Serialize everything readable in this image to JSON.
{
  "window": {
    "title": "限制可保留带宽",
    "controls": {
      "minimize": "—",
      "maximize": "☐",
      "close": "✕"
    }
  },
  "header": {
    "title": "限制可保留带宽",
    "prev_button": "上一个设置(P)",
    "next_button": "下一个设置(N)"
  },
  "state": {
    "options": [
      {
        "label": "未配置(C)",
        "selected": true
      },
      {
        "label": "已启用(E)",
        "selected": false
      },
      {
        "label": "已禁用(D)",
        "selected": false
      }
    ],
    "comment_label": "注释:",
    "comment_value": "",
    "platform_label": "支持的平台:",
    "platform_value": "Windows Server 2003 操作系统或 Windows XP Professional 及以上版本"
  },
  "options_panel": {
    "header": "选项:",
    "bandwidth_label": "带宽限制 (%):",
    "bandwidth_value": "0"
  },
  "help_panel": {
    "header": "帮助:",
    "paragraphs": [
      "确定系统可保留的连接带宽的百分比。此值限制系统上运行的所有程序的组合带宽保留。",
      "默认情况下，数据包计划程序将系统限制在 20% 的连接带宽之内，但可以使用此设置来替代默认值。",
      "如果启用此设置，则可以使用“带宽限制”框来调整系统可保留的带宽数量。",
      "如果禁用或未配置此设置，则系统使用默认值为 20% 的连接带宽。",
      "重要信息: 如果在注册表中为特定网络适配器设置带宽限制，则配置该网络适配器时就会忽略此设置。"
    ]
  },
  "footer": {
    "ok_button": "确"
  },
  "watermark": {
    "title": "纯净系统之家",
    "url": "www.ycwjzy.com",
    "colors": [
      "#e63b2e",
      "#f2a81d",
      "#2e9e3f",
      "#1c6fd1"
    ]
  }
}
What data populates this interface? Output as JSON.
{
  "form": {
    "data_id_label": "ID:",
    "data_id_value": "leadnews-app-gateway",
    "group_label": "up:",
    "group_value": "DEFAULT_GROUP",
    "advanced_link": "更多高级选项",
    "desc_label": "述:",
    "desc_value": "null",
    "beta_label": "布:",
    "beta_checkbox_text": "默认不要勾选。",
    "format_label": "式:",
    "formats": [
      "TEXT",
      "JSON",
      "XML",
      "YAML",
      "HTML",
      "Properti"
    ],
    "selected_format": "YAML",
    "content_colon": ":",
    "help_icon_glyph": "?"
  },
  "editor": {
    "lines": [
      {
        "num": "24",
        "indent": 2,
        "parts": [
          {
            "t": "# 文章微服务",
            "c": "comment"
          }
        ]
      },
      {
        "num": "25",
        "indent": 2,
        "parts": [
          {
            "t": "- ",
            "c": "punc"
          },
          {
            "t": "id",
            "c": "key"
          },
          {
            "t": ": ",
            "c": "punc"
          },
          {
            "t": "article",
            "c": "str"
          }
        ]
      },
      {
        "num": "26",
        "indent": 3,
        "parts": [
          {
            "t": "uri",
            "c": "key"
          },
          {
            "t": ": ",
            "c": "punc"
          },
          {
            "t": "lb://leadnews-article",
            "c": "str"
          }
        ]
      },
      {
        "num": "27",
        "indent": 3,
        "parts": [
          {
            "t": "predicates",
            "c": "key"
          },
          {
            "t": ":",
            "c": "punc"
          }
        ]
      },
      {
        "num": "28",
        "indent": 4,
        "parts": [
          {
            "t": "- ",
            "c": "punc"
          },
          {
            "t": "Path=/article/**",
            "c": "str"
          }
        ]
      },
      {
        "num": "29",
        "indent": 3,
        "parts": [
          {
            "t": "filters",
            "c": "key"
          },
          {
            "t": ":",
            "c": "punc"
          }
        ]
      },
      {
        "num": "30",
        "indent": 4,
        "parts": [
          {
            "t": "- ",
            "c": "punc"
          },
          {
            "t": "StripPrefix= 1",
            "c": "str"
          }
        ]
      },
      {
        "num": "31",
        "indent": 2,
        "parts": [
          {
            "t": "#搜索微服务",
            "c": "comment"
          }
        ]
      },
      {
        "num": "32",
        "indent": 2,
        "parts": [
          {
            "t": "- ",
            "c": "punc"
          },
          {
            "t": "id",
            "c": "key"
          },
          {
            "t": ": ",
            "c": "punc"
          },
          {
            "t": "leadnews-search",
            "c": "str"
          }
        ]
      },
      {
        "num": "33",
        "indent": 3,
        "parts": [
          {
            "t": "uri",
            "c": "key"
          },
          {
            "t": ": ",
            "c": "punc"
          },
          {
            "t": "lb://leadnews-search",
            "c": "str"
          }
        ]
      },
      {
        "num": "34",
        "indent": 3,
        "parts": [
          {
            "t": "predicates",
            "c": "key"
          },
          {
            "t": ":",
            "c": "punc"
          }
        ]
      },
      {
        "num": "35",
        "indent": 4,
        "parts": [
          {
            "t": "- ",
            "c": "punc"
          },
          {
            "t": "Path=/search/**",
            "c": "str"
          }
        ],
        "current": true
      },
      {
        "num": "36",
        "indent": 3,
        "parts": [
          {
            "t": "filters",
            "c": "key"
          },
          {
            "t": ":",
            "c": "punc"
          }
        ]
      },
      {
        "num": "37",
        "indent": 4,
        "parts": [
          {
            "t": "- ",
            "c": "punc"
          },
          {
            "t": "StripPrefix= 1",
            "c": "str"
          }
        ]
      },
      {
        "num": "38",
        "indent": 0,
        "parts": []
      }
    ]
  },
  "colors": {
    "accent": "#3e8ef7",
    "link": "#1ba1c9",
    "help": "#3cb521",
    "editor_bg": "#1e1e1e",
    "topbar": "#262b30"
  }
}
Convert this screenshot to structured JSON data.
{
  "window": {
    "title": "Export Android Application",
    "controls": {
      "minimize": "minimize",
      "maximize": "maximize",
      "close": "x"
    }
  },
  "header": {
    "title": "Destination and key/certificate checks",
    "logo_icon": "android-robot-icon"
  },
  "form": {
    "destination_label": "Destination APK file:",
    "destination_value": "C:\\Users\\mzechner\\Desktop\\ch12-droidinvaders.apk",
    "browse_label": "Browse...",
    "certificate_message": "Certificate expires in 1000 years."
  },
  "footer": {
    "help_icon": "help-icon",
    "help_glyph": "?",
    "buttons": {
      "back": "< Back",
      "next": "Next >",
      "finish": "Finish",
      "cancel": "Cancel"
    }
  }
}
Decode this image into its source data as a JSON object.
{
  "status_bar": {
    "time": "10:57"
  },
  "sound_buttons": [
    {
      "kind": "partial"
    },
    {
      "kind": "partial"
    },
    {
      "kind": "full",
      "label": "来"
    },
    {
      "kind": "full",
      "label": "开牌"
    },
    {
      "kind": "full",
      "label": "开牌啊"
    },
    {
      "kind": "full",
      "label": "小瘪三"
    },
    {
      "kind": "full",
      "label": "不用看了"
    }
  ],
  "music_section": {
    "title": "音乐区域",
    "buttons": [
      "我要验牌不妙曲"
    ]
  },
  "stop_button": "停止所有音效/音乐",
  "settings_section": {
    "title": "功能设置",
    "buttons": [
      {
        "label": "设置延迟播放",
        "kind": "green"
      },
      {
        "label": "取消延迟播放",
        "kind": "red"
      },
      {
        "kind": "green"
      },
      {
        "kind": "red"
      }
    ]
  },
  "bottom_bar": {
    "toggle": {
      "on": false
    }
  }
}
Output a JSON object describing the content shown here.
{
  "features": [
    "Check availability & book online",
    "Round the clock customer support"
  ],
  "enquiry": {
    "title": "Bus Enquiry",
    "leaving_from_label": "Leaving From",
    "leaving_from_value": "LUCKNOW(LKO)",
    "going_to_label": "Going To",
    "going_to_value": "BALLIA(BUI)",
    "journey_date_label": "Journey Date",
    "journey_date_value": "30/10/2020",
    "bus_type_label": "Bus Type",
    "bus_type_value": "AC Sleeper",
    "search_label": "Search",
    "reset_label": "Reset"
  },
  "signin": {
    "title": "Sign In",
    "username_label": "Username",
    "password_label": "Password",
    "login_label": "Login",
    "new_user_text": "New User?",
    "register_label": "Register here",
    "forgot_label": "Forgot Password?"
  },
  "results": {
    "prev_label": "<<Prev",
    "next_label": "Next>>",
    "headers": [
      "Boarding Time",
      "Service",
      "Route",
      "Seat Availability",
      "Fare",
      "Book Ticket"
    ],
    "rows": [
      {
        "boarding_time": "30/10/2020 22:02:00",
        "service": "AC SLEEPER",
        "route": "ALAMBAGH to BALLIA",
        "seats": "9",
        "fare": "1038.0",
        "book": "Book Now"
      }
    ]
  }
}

WRITTEN EXERCISE — Quote exactly what appears from the line containing "Output a JSON" through the final line of the listing above, including both of those lines.

SOLUTION FOR THIS TASK —
Output a JSON object describing the content shown here.
{
  "features": [
    "Check availability & book online",
    "Round the clock customer support"
  ],
  "enquiry": {
    "title": "Bus Enquiry",
    "leaving_from_label": "Leaving From",
    "leaving_from_value": "LUCKNOW(LKO)",
    "going_to_label": "Going To",
    "going_to_value": "BALLIA(BUI)",
    "journey_date_label": "Journey Date",
    "journey_date_value": "30/10/2020",
    "bus_type_label": "Bus Type",
    "bus_type_value": "AC Sleeper",
    "search_label": "Search",
    "reset_label": "Reset"
  },
  "signin": {
    "title": "Sign In",
    "username_label": "Username",
    "password_label": "Password",
    "login_label": "Login",
    "new_user_text": "New User?",
    "register_label": "Register here",
    "forgot_label": "Forgot Password?"
  },
  "results": {
    "prev_label": "<<Prev",
    "next_label": "Next>>",
    "headers": [
      "Boarding Time",
      "Service",
      "Route",
      "Seat Availability",
      "Fare",
      "Book Ticket"
    ],
    "rows": [
      {
        "boarding_time": "30/10/2020 22:02:00",
        "service": "AC SLEEPER",
        "route": "ALAMBAGH to BALLIA",
        "seats": "9",
        "fare": "1038.0",
        "book": "Book Now"
      }
    ]
  }
}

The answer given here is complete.